Given passage →
One time largest sailing catamaran in the world was built in Fort Lauderdale from 1961 to 1962.
Are the boat building glory days of Fort Lauderdale past? Talking to Bixby Hill reminisce makes you wonder what has happened. Bix invited me to his home across from LMC and told stories of building boats on the New River during the 1950’s and 1960’s. The east and west banks downriver from I-95 have a rich tradition and colorful history of large yacht construction that makes you question if the mega yachts that populate our city today are really that advanced. In the 1950’s, Bix worked at Dooley’s Yacht Basin, what is now the east yard of Lauderdale Marine Center. There they built 140-foot minesweepers and exported them to the Netherlands to clear WWII mines from the North Sea. Equally busy yard hands on the north side built famous yachts such as the Prospector and Starlite and provided dockage for others such as the 115-foot motor yacht, Arethusa.
This was where, Bixby Hill says, they built the Tropic Rover from 1961 to 1962. She was a 145-foot gaff rigged schooner and the largest sailing catamaran in the world ever built to that point. For some perspective, that is 31-feet longer than the 114-foot trimaran winner of the 33rd America’s cup by BMW Oracle. Sidney Hartshorne, a long time Shady Banks resident, designed and commissioned the project. They leased the woodland from Summerfield Boat Works on the north side of the river across from Dooley’s. They actually had to clear the trees and shrubbery. The clearing was just west of the sheds than once lined the north bank of the final stretch of the New River. Below are excerpts from my November 6, 2010 interview with Bix at his home in Starlite Landing:
RJ: When did you arrive in Fort Lauderdale?
BH: During WWII I was stationed at the Coast Guard base in Miami. Bahia Mar was originally a US Coast Guard base too. I traveled up and down the coast on patrol and came to know the area. In 1950, I owned four lots across from the Hortt School in Shady Banks. George Gill came along one day and said he needed those lots for his subdivision. He was building homes in the area and dredging the two canals that run north and south. So I traded my four lots for this property here with a nice new seawall. After the war, I worked as a foreman at Dooley’s building 116′ and 136′ minesweepers and exporting them to the Netherlands to clean mines left over from WWII in the North Sea. They had to be wood to avoid setting off the mines.
RJ: What was the area like back then?
BH: The original access road was from Davie Boulevard to Cypress Landing which is along the eastside where 15th Ave is separated by a median. That was where the Prospector was built for Jack Collison. Then the access road came on a diagonal through the middle of the room where we are right now to Starlite Landing and where Gil Sayward built the Starlite. Later they made 19th Ave which came in straight from Davie Boulevard which was convenient for me. Now they have blocked that off. All the houses you see now were built in the late 1950’s and 1960’s. If you look at my property here you see how quickly the shrubbery grows and what it looked like back them. You can see all the piles we have cut down recently.

Short problem →
Quote the New River boatbuilding passage word for word, beginning at the words "This was where, Bixby" and stopping after "in Fort Lauderdale?".

Data provided →
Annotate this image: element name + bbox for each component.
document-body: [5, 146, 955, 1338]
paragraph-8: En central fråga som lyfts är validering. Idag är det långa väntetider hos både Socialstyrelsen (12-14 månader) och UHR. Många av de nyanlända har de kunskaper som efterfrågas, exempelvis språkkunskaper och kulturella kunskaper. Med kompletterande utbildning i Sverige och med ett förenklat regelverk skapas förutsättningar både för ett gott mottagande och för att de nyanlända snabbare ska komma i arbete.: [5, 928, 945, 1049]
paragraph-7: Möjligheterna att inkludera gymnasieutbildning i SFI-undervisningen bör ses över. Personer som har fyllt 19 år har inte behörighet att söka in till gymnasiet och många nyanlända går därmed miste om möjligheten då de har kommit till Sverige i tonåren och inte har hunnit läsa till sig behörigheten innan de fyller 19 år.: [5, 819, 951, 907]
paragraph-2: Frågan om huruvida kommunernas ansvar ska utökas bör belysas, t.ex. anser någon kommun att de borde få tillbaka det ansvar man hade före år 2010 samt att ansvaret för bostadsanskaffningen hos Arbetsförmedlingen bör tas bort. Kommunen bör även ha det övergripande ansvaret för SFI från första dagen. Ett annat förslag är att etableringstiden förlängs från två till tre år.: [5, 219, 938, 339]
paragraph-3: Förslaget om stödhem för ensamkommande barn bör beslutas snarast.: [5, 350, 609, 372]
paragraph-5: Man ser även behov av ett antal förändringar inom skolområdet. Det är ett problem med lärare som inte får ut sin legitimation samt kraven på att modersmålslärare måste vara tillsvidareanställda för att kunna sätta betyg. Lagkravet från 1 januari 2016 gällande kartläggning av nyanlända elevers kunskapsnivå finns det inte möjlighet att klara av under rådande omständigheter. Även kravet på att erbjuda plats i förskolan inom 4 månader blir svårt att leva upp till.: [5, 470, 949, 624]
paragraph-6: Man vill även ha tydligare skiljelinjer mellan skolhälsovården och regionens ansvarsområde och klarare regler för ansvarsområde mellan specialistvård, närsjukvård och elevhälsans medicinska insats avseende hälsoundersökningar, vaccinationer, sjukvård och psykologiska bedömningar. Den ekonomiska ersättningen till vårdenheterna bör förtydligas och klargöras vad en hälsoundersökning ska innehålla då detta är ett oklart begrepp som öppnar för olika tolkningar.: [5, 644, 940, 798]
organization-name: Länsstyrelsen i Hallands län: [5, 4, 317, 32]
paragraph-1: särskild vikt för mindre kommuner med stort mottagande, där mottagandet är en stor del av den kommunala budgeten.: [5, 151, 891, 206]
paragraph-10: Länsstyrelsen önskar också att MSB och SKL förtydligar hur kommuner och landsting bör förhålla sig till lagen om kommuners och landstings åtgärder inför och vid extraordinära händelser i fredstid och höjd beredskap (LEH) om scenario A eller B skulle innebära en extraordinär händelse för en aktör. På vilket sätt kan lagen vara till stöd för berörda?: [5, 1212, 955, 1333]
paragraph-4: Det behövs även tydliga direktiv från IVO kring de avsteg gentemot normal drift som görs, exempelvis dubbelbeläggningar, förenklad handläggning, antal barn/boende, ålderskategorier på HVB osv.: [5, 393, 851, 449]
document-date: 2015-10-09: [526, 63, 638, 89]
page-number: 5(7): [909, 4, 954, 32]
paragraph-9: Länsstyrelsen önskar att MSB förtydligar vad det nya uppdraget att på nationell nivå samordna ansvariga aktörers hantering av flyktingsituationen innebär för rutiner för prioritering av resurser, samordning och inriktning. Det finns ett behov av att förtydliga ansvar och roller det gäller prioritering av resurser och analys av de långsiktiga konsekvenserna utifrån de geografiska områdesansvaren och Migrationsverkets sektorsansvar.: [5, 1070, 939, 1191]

Response to this task →
This was where, Bixby Hill says, they built the Tropic Rover from 1961 to 1962. She was a 145-foot gaff rigged schooner and the largest sailing catamaran in the world ever built to that point. For some perspective, that is 31-feet longer than the 114-foot trimaran winner of the 33rd America’s cup by BMW Oracle. Sidney Hartshorne, a long time Shady Banks resident, designed and commissioned the project. They leased the woodland from Summerfield Boat Works on the north side of the river across from Dooley’s. They actually had to clear the trees and shrubbery. The clearing was just west of the sheds than once lined the north bank of the final stretch of the New River. Below are excerpts from my November 6, 2010 interview with Bix at his home in Starlite Landing:
RJ: When did you arrive in Fort Lauderdale?